▶ **WHAT YOU NEED TO DO**
Return the listing below verbatim. Pictures do not belong in the copy.
[Begin]
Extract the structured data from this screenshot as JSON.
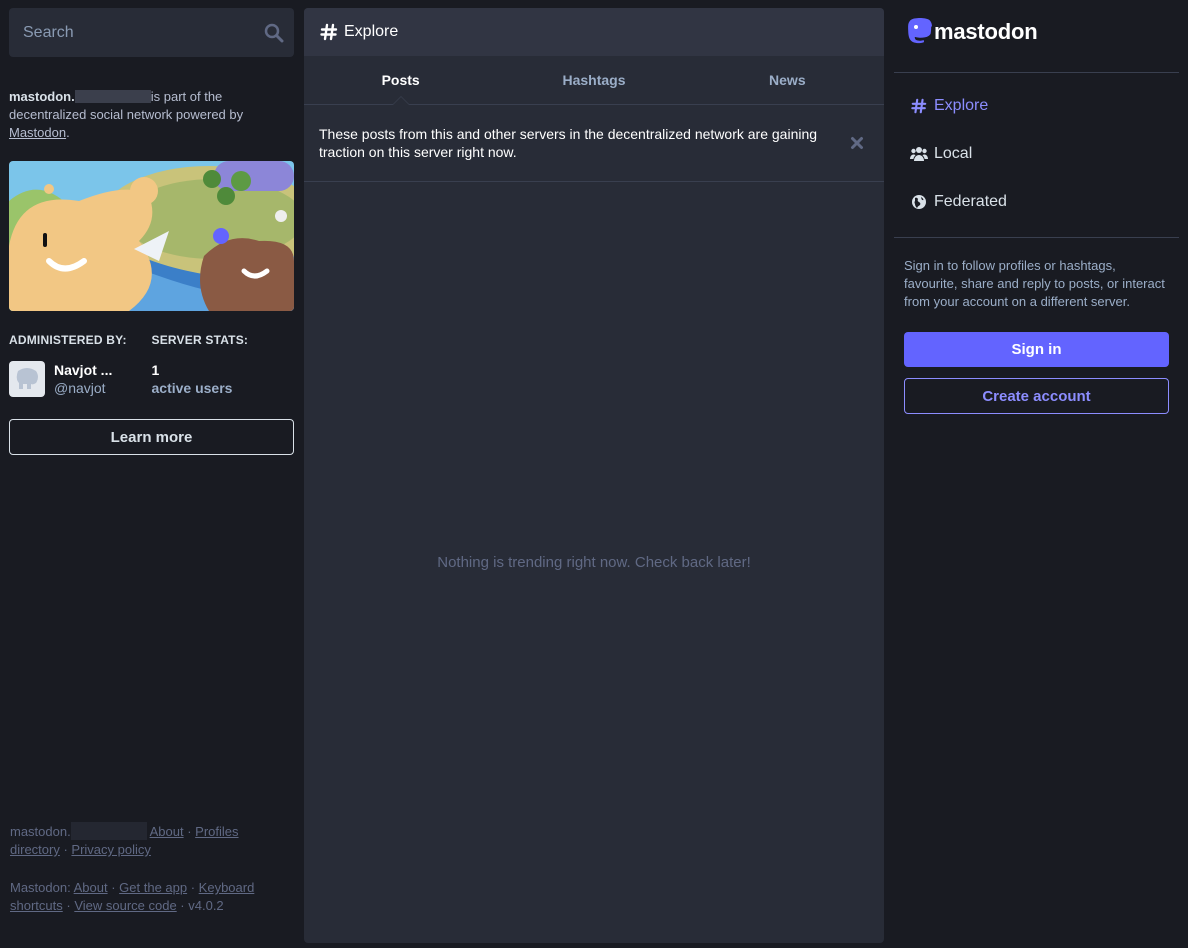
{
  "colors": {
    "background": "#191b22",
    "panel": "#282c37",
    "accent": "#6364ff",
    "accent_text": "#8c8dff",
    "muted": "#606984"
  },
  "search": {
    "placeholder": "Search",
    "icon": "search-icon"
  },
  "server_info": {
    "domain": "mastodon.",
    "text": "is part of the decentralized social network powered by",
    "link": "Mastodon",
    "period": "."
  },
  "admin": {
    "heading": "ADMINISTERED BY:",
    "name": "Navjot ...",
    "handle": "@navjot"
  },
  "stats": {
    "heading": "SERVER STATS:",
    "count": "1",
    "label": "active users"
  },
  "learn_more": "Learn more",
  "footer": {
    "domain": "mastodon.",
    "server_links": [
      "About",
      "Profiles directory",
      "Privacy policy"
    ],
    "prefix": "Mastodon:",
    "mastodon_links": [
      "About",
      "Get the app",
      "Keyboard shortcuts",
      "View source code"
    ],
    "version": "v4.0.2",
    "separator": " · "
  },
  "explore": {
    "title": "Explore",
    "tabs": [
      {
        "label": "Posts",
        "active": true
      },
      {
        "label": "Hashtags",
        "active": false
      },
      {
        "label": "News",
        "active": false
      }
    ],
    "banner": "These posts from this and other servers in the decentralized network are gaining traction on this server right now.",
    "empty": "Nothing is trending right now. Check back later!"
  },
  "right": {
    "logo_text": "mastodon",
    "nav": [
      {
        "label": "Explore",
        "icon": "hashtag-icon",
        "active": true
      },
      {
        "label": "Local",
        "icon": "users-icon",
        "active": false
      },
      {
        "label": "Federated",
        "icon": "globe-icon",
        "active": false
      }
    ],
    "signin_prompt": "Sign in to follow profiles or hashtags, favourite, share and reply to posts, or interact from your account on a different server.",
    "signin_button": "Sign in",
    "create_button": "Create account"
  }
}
[End]
▶ **FINAL ANSWER**
Extract the structured data from this screenshot as JSON.
{
  "colors": {
    "background": "#191b22",
    "panel": "#282c37",
    "accent": "#6364ff",
    "accent_text": "#8c8dff",
    "muted": "#606984"
  },
  "search": {
    "placeholder": "Search",
    "icon": "search-icon"
  },
  "server_info": {
    "domain": "mastodon.",
    "text": "is part of the decentralized social network powered by",
    "link": "Mastodon",
    "period": "."
  },
  "admin": {
    "heading": "ADMINISTERED BY:",
    "name": "Navjot ...",
    "handle": "@navjot"
  },
  "stats": {
    "heading": "SERVER STATS:",
    "count": "1",
    "label": "active users"
  },
  "learn_more": "Learn more",
  "footer": {
    "domain": "mastodon.",
    "server_links": [
      "About",
      "Profiles directory",
      "Privacy policy"
    ],
    "prefix": "Mastodon:",
    "mastodon_links": [
      "About",
      "Get the app",
      "Keyboard shortcuts",
      "View source code"
    ],
    "version": "v4.0.2",
    "separator": " · "
  },
  "explore": {
    "title": "Explore",
    "tabs": [
      {
        "label": "Posts",
        "active": true
      },
      {
        "label": "Hashtags",
        "active": false
      },
      {
        "label": "News",
        "active": false
      }
    ],
    "banner": "These posts from this and other servers in the decentralized network are gaining traction on this server right now.",
    "empty": "Nothing is trending right now. Check back later!"
  },
  "right": {
    "logo_text": "mastodon",
    "nav": [
      {
        "label": "Explore",
        "icon": "hashtag-icon",
        "active": true
      },
      {
        "label": "Local",
        "icon": "users-icon",
        "active": false
      },
      {
        "label": "Federated",
        "icon": "globe-icon",
        "active": false
      }
    ],
    "signin_prompt": "Sign in to follow profiles or hashtags, favourite, share and reply to posts, or interact from your account on a different server.",
    "signin_button": "Sign in",
    "create_button": "Create account"
  }
}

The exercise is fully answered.